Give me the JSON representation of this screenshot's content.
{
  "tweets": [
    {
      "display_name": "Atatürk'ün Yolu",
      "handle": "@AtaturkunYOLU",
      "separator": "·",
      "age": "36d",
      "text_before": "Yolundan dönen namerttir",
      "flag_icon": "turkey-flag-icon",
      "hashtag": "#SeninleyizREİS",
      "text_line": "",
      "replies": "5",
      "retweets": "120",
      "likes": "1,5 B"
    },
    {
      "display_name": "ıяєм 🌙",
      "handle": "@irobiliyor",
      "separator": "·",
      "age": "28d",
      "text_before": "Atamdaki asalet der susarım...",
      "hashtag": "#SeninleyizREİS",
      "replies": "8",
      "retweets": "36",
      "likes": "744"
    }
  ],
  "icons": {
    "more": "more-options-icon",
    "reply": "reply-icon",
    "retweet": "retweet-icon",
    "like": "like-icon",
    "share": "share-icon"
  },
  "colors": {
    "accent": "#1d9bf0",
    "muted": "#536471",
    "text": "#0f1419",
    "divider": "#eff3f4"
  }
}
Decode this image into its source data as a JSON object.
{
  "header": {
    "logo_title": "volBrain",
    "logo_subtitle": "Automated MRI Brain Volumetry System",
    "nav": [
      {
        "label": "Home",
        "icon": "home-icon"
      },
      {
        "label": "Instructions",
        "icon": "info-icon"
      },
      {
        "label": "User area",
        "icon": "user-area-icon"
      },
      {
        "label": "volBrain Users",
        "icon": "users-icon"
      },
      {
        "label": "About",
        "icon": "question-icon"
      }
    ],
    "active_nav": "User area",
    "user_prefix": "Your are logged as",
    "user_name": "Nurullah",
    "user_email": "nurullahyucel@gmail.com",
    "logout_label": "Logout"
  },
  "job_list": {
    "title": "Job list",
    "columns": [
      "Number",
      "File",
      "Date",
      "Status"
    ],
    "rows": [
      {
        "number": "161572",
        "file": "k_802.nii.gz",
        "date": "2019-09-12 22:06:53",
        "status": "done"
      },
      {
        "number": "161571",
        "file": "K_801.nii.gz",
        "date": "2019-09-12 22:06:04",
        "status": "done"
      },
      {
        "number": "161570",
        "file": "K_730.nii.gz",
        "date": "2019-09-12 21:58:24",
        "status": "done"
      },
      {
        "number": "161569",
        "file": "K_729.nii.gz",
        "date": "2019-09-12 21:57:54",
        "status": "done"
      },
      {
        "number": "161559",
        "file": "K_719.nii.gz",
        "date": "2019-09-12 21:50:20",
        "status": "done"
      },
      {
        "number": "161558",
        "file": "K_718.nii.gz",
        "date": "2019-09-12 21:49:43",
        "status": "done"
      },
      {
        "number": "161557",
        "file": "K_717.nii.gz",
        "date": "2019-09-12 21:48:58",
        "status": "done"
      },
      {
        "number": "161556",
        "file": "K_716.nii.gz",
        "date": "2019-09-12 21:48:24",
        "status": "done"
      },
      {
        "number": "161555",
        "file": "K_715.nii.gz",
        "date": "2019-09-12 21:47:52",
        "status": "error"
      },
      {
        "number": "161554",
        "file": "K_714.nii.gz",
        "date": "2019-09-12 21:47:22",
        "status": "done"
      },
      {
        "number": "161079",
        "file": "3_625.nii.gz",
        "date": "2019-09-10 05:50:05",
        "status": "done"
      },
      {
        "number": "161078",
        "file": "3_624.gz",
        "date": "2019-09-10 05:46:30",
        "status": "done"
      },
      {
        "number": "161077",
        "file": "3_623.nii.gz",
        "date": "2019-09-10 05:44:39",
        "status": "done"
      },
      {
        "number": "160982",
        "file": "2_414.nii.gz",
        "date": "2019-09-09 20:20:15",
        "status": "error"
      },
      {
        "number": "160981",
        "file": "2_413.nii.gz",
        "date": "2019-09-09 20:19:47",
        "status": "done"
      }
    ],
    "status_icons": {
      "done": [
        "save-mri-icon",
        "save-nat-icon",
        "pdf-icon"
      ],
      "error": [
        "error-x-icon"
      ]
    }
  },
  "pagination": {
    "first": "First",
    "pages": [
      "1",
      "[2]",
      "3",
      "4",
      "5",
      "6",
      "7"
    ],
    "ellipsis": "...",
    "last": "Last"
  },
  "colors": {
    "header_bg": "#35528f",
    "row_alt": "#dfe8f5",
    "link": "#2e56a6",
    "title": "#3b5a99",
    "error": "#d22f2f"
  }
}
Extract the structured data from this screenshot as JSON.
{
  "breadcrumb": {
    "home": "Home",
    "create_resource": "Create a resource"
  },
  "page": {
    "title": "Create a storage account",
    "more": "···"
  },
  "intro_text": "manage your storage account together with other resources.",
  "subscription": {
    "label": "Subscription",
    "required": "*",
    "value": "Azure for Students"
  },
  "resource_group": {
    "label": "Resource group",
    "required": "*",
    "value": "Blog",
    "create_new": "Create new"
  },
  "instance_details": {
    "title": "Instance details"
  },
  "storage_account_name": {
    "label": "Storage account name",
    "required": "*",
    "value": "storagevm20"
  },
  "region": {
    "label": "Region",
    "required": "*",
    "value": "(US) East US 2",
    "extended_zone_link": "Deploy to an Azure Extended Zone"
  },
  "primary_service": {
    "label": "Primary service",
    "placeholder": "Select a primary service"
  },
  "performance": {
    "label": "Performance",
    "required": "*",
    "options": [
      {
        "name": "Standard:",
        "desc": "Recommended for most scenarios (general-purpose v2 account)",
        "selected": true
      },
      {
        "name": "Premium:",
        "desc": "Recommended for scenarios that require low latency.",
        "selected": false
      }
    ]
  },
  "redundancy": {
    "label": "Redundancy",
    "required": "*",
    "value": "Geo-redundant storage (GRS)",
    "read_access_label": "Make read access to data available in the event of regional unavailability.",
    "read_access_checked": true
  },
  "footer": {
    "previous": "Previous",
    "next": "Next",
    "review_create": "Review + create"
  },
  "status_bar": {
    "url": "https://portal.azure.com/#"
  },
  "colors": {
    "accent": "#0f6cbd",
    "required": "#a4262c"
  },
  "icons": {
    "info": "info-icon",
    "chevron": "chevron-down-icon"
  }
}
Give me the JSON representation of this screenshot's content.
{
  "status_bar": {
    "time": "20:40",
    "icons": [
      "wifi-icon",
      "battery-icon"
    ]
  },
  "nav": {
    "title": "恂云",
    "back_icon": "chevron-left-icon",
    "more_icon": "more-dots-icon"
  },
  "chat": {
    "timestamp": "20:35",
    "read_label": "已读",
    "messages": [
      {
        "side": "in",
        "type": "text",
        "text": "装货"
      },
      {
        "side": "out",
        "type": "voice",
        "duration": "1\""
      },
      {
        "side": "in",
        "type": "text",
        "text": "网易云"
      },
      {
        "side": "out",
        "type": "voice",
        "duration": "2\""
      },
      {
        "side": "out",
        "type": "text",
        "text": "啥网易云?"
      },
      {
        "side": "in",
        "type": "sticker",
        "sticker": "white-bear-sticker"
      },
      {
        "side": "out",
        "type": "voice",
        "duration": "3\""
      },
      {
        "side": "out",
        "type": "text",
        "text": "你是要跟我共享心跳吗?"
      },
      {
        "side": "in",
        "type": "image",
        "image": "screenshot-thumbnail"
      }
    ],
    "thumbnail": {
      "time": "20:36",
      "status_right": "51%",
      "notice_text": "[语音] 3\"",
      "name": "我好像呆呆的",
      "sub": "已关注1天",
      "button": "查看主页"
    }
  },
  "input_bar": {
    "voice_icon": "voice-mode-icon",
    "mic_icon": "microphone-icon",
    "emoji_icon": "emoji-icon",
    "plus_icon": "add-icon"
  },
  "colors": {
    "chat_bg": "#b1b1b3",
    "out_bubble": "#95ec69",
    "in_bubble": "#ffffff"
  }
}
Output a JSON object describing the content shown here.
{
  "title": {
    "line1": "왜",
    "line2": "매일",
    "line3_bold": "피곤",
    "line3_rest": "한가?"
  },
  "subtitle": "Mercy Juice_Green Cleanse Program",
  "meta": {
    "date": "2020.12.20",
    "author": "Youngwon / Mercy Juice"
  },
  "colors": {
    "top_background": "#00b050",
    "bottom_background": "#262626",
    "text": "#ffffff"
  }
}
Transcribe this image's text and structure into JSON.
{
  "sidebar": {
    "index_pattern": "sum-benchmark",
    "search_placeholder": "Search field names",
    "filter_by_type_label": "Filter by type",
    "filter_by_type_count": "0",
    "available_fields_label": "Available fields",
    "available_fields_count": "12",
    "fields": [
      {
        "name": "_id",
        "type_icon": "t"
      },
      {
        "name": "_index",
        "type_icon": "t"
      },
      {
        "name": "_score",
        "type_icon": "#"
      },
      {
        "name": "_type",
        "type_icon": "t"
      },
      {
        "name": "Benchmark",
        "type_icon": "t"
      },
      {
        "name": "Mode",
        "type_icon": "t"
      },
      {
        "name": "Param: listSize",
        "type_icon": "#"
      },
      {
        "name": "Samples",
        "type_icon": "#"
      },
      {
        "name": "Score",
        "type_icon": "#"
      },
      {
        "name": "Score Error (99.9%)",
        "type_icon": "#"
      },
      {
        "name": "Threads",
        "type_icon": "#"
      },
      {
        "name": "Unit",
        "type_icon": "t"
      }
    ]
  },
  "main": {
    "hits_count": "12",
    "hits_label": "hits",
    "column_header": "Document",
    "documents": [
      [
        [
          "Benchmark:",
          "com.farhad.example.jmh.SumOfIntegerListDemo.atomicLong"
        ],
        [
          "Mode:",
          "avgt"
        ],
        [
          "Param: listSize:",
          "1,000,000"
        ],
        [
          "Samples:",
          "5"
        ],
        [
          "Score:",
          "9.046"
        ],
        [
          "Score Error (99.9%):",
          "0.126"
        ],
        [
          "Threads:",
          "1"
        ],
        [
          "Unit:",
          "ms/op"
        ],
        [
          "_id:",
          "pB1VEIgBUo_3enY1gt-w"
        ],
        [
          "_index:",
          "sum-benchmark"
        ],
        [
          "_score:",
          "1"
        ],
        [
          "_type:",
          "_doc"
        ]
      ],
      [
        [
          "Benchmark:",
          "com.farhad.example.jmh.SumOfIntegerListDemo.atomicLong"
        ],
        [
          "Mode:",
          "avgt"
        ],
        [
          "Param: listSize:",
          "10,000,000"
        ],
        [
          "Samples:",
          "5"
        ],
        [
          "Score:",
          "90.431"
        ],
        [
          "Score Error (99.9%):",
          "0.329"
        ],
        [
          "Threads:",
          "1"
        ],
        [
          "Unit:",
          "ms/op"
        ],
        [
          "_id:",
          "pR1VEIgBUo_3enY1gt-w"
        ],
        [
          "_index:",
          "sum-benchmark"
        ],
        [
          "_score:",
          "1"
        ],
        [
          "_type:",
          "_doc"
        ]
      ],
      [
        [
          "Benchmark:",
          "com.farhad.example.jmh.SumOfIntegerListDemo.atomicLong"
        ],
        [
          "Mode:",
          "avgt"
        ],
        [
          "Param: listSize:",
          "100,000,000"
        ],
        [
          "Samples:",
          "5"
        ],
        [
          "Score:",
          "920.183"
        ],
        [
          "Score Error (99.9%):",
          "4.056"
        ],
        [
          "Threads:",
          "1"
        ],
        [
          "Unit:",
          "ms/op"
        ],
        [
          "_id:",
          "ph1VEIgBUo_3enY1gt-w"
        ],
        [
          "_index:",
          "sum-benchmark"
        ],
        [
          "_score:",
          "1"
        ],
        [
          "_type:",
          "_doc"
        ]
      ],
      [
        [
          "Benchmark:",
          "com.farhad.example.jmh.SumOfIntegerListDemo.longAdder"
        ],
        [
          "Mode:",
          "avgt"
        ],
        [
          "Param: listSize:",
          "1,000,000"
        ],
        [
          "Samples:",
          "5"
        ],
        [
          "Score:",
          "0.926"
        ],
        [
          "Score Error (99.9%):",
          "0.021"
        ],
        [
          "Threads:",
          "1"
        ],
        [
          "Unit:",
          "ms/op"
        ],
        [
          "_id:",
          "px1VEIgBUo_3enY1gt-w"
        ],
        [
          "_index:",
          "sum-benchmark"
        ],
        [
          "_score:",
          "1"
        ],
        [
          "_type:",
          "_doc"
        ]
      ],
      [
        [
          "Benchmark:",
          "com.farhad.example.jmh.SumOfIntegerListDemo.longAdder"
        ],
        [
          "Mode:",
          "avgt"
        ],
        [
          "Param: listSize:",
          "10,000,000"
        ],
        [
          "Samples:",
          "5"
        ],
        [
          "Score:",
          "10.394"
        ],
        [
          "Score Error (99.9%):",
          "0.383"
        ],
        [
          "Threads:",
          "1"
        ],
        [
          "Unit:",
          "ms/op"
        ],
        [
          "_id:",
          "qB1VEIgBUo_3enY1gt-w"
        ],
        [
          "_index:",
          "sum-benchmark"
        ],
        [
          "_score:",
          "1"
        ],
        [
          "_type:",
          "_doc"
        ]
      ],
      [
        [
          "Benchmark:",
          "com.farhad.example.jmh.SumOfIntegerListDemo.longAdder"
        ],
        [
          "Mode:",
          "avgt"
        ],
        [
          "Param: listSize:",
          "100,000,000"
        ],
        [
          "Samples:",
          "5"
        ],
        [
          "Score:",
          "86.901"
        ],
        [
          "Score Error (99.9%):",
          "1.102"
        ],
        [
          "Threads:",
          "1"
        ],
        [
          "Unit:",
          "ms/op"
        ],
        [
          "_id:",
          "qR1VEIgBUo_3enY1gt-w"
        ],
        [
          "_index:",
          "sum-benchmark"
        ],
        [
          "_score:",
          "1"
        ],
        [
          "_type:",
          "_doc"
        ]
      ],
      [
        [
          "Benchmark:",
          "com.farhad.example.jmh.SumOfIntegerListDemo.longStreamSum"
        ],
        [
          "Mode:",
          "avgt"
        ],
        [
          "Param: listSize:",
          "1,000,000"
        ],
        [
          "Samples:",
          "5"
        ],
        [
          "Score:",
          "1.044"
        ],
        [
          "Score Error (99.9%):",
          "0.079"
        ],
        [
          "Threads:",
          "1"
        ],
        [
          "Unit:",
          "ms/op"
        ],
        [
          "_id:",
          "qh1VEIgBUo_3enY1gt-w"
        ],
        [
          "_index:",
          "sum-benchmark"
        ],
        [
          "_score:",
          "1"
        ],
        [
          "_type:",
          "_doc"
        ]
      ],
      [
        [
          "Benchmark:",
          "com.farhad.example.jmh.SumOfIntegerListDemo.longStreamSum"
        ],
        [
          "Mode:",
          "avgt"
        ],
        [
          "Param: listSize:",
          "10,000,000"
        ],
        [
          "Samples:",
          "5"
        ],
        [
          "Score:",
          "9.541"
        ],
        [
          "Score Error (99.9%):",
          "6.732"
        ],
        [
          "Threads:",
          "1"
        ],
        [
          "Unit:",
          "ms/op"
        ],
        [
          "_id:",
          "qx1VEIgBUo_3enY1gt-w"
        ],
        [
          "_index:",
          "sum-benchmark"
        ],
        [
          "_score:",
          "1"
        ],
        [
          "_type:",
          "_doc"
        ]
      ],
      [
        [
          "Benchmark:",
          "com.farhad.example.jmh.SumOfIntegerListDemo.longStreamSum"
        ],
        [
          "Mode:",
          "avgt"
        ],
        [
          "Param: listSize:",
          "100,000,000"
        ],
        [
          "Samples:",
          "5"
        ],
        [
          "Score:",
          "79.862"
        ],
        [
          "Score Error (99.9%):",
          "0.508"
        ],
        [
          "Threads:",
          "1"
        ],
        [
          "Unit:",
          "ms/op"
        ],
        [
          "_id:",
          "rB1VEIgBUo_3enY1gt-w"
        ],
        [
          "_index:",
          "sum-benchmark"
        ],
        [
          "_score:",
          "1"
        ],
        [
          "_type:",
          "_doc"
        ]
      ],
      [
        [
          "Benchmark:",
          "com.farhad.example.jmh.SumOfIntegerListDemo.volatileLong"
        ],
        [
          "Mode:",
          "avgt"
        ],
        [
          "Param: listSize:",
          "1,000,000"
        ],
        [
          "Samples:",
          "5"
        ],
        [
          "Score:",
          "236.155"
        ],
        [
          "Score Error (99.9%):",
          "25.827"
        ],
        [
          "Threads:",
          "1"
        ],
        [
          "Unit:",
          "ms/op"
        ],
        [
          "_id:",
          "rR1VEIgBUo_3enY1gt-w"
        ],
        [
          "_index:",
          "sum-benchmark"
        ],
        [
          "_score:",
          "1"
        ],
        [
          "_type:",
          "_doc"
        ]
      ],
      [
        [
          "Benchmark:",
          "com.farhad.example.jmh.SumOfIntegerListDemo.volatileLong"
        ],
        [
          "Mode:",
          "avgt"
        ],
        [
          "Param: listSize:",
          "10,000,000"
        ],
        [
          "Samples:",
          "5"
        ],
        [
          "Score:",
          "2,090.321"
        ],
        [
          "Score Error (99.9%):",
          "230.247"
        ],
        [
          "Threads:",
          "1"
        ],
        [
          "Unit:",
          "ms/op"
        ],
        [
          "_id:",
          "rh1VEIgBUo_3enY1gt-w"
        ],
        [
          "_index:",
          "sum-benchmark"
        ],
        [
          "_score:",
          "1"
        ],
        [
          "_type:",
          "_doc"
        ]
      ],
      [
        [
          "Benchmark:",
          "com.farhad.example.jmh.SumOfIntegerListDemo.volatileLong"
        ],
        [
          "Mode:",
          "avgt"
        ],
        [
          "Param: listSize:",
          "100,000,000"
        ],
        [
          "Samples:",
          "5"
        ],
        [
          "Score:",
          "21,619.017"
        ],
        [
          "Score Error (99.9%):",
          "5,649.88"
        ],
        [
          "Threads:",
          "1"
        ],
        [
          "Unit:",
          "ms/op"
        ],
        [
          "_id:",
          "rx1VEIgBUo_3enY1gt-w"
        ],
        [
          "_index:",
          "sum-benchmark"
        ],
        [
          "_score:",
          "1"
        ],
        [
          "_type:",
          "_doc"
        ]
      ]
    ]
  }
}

The task: How many lines in the listing contain "volBrain"? Answer with the number alone.

Result below: 2